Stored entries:
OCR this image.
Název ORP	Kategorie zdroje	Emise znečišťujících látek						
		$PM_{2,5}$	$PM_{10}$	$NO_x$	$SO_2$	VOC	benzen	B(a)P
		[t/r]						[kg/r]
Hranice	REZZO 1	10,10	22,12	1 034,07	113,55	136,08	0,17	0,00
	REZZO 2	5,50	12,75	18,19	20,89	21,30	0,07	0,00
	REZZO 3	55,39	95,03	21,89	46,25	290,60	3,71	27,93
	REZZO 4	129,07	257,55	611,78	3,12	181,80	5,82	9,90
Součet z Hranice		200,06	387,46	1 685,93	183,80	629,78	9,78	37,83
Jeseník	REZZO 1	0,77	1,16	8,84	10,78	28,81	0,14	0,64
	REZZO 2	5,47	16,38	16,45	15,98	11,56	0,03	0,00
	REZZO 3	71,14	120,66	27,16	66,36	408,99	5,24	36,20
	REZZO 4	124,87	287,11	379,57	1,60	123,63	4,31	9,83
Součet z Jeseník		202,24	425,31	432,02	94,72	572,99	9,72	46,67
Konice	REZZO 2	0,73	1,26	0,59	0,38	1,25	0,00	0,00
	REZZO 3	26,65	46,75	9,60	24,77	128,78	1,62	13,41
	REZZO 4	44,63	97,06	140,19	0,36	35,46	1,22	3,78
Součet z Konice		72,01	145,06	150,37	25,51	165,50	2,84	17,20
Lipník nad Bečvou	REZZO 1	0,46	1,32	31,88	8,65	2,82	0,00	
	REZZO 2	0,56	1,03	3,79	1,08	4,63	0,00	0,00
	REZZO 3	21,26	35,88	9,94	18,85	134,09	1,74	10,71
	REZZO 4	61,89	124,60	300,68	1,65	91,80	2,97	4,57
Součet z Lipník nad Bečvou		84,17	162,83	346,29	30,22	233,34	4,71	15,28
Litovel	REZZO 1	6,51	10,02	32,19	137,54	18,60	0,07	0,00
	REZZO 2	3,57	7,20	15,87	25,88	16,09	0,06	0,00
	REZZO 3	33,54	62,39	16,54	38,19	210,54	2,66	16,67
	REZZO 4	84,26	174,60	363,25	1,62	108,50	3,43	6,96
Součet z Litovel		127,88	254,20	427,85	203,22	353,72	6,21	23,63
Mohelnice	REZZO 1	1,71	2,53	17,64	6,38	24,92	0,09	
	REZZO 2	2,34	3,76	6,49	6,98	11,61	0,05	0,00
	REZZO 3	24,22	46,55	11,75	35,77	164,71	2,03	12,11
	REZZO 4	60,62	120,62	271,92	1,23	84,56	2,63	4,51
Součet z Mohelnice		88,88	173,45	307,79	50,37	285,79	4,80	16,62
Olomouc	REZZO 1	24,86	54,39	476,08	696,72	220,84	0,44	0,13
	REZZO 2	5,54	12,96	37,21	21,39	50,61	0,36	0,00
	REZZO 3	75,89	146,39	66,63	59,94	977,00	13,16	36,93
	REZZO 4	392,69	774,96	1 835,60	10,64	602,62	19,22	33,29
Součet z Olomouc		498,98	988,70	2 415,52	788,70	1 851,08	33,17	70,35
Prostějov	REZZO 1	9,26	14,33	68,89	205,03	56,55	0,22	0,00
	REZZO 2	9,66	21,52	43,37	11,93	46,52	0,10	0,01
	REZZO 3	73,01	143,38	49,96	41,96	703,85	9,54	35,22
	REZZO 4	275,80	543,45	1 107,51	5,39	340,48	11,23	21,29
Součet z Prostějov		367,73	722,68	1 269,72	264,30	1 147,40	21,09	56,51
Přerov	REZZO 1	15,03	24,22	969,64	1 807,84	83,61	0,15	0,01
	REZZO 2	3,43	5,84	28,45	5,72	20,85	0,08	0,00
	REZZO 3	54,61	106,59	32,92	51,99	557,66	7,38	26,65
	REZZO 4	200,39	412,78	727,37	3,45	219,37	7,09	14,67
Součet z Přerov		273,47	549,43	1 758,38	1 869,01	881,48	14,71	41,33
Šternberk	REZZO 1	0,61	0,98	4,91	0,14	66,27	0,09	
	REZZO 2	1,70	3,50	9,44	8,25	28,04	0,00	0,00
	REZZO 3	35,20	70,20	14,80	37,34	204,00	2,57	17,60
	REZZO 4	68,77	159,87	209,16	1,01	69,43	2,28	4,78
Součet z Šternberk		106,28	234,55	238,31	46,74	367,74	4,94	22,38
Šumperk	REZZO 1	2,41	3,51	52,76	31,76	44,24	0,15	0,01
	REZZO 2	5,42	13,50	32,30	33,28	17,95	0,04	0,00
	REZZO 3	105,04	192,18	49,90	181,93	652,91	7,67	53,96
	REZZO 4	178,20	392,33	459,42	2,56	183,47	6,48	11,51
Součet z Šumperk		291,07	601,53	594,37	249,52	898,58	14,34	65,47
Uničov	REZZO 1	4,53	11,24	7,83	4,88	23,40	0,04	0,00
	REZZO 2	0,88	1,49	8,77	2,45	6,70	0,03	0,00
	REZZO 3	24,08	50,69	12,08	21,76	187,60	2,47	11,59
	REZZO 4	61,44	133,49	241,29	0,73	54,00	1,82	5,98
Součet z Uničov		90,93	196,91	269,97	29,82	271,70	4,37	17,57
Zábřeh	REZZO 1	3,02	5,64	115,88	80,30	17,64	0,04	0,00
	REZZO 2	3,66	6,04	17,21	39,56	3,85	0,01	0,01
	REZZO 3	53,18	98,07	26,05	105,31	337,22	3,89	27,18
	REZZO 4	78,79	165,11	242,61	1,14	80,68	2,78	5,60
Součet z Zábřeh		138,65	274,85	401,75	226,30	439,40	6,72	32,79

● **Aim of the exercise**:
Copy each line that contains the word "Olomouc".

● **Output**:
Olomouc	REZZO 1	24,86	54,39	476,08	696,72	220,84	0,44	0,13
Součet z Olomouc		498,98	988,70	2 415,52	788,70	1 851,08	33,17	70,35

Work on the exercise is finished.